**WHAT IS EXPECTED**
Identify and reproduce every line holding the string "people".

**SUPPLIED INFORMATION**
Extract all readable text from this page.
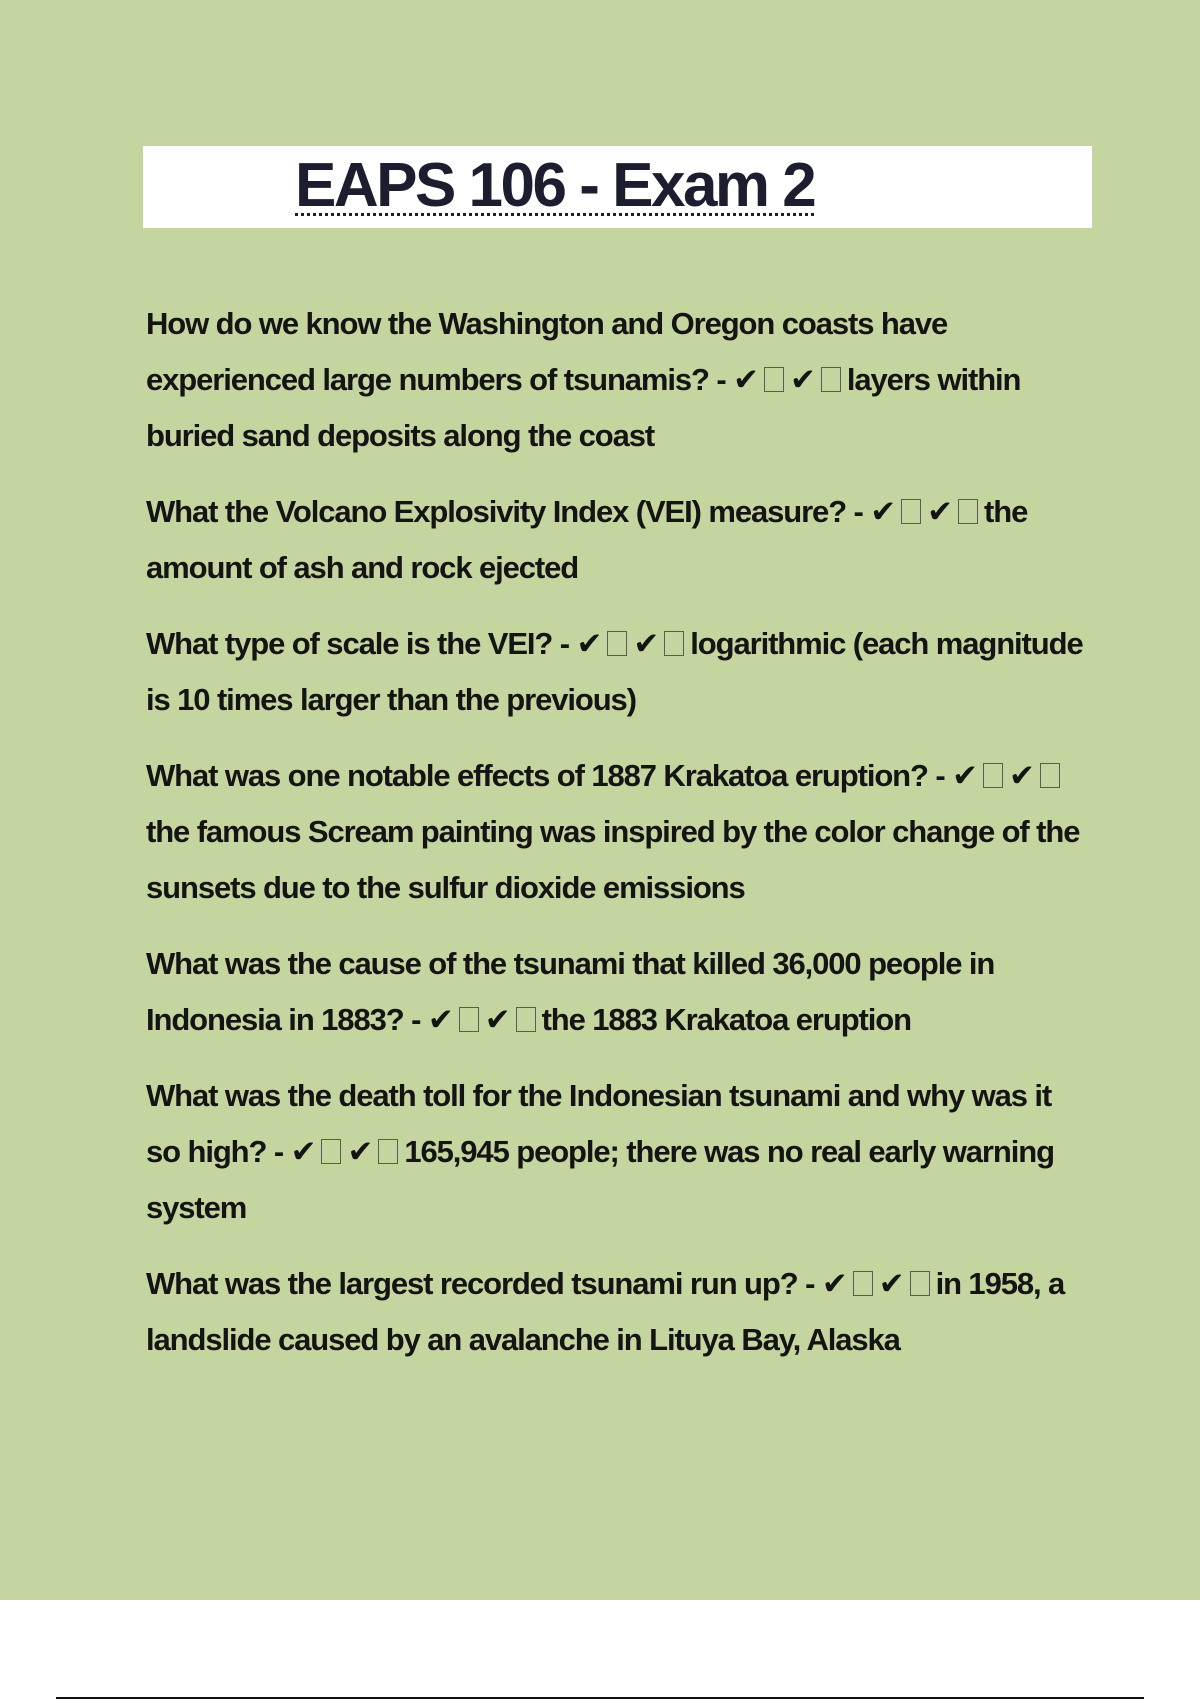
EAPS 106 - Exam 2

How do we know the Washington and Oregon coasts have experienced large numbers of tsunamis? - ✔ ✔ layers within buried sand deposits along the coast

What the Volcano Explosivity Index (VEI) measure? - ✔ ✔ the amount of ash and rock ejected

What type of scale is the VEI? - ✔ ✔ logarithmic (each magnitude is 10 times larger than the previous)

What was one notable effects of 1887 Krakatoa eruption? - ✔ ✔the famous Scream painting was inspired by the color change of the sunsets due to the sulfur dioxide emissions

What was the cause of the tsunami that killed 36,000 people in Indonesia in 1883? - ✔ ✔ the 1883 Krakatoa eruption

What was the death toll for the Indonesian tsunami and why was it so high? - ✔ ✔ 165,945 people; there was no real early warning system

What was the largest recorded tsunami run up? - ✔ ✔ in 1958, a landslide caused by an avalanche in Lituya Bay, Alaska
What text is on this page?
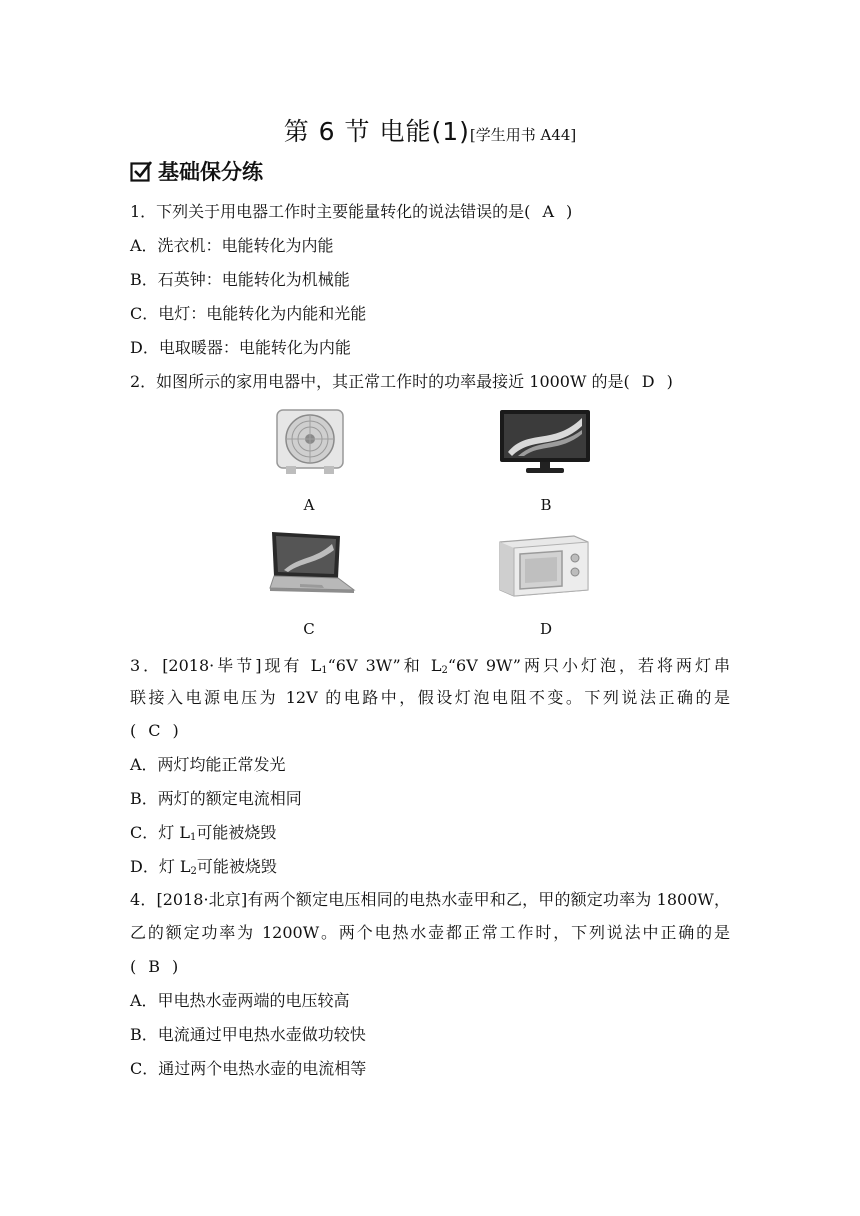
第 6 节 电能(1)[学生用书 A44]
基础保分练
1．下列关于用电器工作时主要能量转化的说法错误的是( A )
A．洗衣机：电能转化为内能
B．石英钟：电能转化为机械能
C．电灯：电能转化为内能和光能
D．电取暖器：电能转化为内能
2．如图所示的家用电器中，其正常工作时的功率最接近 1000W 的是( D )
A	B
C	D
3．[2018·毕节]现有 $L_1“6V$ 3W”和 $L_2“6V$ 9W”两只小灯泡，若将两灯串
联接入电源电压为 12V 的电路中，假设灯泡电阻不变。下列说法正确的是
( C )
A．两灯均能正常发光
B．两灯的额定电流相同
C．灯 $L_1$可能被烧毁
D．灯 $L_2$可能被烧毁
4．[2018·北京]有两个额定电压相同的电热水壶甲和乙，甲的额定功率为 1800W，
乙的额定功率为 1200W。两个电热水壶都正常工作时，下列说法中正确的是
( B )
A．甲电热水壶两端的电压较高
B．电流通过甲电热水壶做功较快
C．通过两个电热水壶的电流相等
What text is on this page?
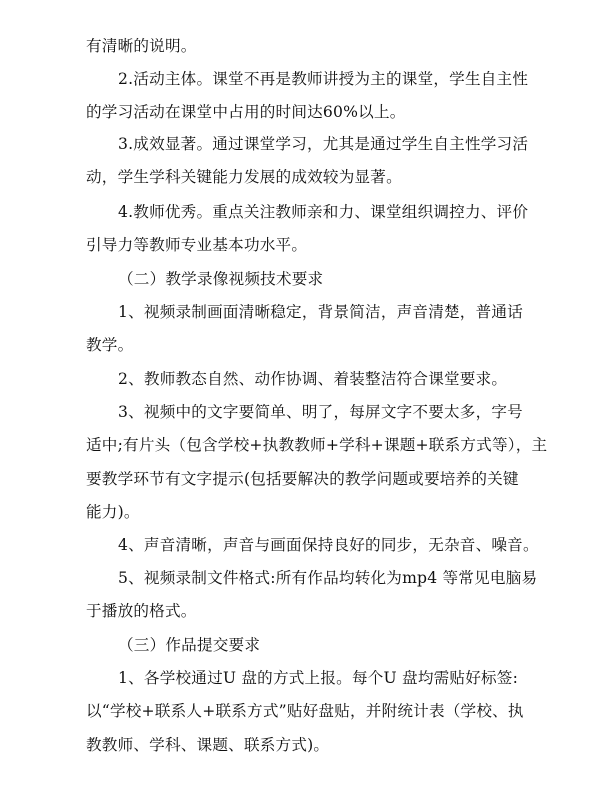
有清晰的说明。
2.活动主体。课堂不再是教师讲授为主的课堂，学生自主性
的学习活动在课堂中占用的时间达60%以上。
3.成效显著。通过课堂学习，尤其是通过学生自主性学习活
动，学生学科关键能力发展的成效较为显著。
4.教师优秀。重点关注教师亲和力、课堂组织调控力、评价
引导力等教师专业基本功水平。
（二）教学录像视频技术要求
1、视频录制画面清晰稳定，背景简洁，声音清楚，普通话
教学。
2、教师教态自然、动作协调、着装整洁符合课堂要求。
3、视频中的文字要简单、明了，每屏文字不要太多，字号
适中;有片头（包含学校+执教教师+学科+课题+联系方式等），主
要教学环节有文字提示(包括要解决的教学问题或要培养的关键
能力)。
4、声音清晰，声音与画面保持良好的同步，无杂音、噪音。
5、视频录制文件格式:所有作品均转化为mp4 等常见电脑易
于播放的格式。
（三）作品提交要求
1、各学校通过U 盘的方式上报。每个U 盘均需贴好标签:
以“学校+联系人+联系方式”贴好盘贴，并附统计表（学校、执
教教师、学科、课题、联系方式)。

**REPLY**
What was the cause of the tsunami that killed 36,000 people in Indonesia in 1883? - ✔ ✔ the 1883 Krakatoa eruption
What was the death toll for the Indonesian tsunami and why was it so high? - ✔ ✔ 165,945 people; there was no real early warning system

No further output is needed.